EXTRACTED MATERIAL:
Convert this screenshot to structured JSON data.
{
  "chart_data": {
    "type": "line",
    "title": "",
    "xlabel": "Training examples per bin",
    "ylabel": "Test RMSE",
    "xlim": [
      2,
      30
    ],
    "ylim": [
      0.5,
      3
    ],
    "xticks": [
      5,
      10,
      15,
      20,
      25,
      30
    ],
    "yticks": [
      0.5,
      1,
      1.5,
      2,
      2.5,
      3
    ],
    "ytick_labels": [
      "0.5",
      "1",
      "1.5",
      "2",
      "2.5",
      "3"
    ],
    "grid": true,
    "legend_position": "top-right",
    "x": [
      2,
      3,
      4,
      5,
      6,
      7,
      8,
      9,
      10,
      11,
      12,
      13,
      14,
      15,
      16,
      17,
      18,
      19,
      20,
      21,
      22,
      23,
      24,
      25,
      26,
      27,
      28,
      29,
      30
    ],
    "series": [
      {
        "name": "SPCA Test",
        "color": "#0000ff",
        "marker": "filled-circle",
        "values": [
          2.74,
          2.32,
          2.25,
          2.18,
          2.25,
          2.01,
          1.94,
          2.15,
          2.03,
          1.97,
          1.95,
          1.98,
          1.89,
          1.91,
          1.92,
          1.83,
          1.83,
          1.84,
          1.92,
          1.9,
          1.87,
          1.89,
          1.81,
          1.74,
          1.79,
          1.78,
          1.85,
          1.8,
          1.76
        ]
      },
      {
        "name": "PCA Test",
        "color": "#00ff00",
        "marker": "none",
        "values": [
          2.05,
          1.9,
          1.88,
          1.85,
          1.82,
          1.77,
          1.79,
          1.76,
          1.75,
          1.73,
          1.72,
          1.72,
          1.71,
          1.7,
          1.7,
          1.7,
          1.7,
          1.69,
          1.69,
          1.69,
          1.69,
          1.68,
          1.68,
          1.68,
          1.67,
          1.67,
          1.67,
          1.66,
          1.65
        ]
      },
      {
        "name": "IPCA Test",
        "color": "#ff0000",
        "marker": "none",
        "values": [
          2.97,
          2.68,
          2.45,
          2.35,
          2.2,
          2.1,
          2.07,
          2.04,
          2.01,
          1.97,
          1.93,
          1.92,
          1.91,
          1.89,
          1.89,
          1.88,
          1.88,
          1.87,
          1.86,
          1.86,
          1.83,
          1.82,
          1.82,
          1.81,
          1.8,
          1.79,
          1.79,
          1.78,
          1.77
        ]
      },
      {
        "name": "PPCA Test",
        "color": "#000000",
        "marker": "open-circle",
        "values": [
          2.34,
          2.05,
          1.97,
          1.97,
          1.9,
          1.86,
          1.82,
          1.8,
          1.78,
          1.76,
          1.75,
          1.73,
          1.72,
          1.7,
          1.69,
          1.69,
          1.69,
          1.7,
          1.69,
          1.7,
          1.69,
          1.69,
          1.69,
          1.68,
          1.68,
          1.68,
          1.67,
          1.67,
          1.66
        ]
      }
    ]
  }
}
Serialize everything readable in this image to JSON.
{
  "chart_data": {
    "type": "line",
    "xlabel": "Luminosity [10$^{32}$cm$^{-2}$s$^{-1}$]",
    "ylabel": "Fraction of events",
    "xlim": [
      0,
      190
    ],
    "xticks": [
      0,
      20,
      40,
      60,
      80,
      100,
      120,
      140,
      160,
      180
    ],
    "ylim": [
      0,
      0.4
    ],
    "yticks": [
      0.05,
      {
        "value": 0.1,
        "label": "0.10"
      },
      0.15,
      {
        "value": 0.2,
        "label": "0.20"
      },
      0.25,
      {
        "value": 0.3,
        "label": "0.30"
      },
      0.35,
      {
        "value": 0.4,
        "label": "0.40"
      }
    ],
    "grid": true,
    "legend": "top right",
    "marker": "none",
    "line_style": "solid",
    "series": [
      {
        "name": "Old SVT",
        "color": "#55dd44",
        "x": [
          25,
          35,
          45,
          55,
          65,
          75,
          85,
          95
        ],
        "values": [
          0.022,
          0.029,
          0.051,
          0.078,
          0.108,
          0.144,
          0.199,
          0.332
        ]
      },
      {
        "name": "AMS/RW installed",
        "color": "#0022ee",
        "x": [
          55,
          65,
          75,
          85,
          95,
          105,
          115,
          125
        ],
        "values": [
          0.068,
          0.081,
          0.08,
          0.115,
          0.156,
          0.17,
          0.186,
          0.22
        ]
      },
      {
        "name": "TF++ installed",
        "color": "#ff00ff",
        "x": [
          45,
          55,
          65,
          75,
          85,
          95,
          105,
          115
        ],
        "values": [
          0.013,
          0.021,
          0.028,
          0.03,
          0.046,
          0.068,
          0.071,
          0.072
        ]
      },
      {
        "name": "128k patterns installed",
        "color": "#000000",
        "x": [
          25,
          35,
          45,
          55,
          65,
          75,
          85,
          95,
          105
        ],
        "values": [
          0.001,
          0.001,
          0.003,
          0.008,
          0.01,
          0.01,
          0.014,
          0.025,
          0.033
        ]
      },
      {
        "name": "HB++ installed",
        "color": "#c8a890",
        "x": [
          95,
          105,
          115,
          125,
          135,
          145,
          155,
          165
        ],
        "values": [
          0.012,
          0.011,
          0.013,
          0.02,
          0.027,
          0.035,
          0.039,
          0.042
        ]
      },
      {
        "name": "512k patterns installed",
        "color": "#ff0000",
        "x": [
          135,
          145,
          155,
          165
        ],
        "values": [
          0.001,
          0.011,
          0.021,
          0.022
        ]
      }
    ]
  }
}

==

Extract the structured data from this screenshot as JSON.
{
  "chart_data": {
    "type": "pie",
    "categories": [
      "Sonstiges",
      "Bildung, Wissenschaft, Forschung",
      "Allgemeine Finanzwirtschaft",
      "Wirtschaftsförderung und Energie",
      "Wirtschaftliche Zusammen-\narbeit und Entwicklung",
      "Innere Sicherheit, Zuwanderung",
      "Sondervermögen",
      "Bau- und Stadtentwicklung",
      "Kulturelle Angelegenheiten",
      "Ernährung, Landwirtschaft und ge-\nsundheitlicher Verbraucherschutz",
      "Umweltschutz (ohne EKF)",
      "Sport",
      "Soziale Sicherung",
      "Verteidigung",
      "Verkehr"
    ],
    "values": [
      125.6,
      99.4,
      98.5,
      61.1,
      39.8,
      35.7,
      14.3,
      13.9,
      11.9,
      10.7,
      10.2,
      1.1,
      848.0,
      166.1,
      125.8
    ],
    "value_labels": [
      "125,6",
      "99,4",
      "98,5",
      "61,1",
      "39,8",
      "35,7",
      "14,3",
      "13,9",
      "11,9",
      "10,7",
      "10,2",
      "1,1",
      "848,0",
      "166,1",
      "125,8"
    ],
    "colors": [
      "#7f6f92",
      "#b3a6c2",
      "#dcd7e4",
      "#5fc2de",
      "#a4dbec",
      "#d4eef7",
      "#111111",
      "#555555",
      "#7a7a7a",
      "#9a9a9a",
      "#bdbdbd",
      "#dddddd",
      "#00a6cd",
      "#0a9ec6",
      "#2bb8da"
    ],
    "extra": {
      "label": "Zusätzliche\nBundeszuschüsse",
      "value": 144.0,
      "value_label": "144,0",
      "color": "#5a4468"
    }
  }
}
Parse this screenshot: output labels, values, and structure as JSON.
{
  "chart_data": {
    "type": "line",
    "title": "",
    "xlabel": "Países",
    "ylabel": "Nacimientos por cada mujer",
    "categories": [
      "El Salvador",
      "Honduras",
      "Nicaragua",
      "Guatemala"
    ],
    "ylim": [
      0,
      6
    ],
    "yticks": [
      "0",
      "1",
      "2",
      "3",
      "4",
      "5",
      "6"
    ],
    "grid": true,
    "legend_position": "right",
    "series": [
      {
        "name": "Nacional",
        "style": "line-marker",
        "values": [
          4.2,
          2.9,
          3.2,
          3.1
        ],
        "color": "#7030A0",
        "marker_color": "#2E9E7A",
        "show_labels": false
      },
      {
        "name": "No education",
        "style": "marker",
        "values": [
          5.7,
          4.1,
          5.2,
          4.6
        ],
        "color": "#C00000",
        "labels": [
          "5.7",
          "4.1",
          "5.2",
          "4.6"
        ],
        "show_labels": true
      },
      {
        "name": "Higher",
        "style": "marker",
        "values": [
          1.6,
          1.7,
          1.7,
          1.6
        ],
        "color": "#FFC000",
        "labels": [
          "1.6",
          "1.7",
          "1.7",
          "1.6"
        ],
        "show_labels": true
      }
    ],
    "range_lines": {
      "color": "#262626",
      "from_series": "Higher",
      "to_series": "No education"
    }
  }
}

---

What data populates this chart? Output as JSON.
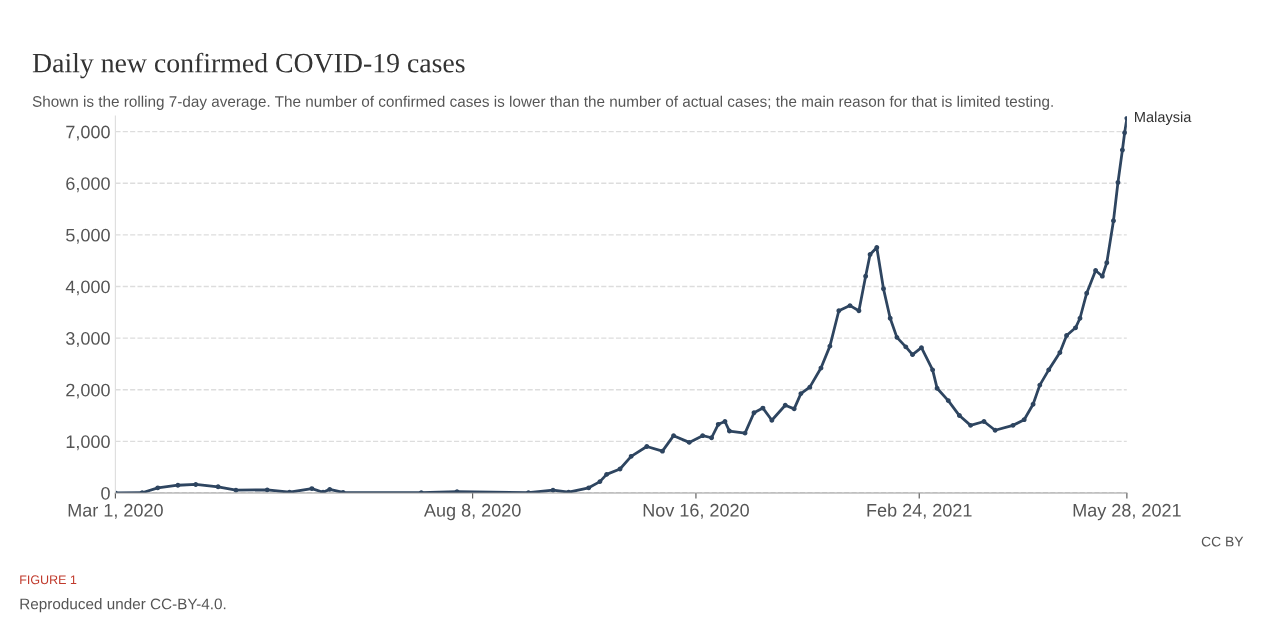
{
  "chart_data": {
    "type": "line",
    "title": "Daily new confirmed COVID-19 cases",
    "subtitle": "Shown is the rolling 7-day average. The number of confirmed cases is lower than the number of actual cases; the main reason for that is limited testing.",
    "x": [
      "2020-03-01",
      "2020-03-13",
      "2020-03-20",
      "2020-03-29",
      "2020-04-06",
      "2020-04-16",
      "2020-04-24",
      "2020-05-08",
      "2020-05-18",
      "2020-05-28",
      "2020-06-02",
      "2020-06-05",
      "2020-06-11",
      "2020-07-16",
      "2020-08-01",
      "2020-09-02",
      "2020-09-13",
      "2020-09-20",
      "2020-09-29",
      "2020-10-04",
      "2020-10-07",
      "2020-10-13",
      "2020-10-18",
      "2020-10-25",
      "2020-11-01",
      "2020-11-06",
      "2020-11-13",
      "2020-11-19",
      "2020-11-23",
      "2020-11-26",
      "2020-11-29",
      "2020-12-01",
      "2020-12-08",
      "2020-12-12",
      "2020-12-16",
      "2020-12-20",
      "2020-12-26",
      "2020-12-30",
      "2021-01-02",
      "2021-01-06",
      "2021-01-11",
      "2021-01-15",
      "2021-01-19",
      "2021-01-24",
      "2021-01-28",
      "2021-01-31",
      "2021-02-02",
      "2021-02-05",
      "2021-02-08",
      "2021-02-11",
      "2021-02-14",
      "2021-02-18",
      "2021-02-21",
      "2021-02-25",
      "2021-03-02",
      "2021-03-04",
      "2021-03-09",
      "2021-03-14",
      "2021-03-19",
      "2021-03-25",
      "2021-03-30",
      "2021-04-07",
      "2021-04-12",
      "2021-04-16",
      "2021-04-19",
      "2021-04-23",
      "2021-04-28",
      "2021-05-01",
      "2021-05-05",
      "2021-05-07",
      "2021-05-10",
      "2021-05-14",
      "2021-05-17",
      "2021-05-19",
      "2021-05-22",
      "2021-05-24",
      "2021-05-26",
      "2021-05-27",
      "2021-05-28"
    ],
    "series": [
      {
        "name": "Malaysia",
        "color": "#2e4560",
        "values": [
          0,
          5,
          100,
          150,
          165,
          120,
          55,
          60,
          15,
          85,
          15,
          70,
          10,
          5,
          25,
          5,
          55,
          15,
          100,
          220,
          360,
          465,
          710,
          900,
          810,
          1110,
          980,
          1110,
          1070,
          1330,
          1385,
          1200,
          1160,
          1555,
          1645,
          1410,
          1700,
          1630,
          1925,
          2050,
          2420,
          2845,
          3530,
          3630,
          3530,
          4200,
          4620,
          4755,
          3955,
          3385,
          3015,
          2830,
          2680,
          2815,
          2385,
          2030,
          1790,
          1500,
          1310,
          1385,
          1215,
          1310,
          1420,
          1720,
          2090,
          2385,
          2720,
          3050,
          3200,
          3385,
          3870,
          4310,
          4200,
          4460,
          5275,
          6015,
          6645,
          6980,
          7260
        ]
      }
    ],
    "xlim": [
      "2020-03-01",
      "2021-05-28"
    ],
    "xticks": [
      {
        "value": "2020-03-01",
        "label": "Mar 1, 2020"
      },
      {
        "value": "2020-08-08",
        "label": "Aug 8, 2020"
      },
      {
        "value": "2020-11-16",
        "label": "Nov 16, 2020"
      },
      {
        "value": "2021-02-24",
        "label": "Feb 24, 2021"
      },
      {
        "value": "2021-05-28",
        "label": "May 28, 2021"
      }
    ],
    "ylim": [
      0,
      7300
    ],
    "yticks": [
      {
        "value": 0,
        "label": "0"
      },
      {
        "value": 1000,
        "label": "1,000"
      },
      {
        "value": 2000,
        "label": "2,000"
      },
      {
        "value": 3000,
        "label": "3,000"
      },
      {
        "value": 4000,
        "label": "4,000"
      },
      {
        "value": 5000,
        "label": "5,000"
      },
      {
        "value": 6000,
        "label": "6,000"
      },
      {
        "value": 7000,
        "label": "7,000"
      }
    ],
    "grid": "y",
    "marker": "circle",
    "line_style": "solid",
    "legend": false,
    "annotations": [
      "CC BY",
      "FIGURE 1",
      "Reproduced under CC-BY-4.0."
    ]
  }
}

DO THIS:
Extract from the data every line where "education" shows up.

SOLUTION:
        "name": "No education",
      "to_series": "No education"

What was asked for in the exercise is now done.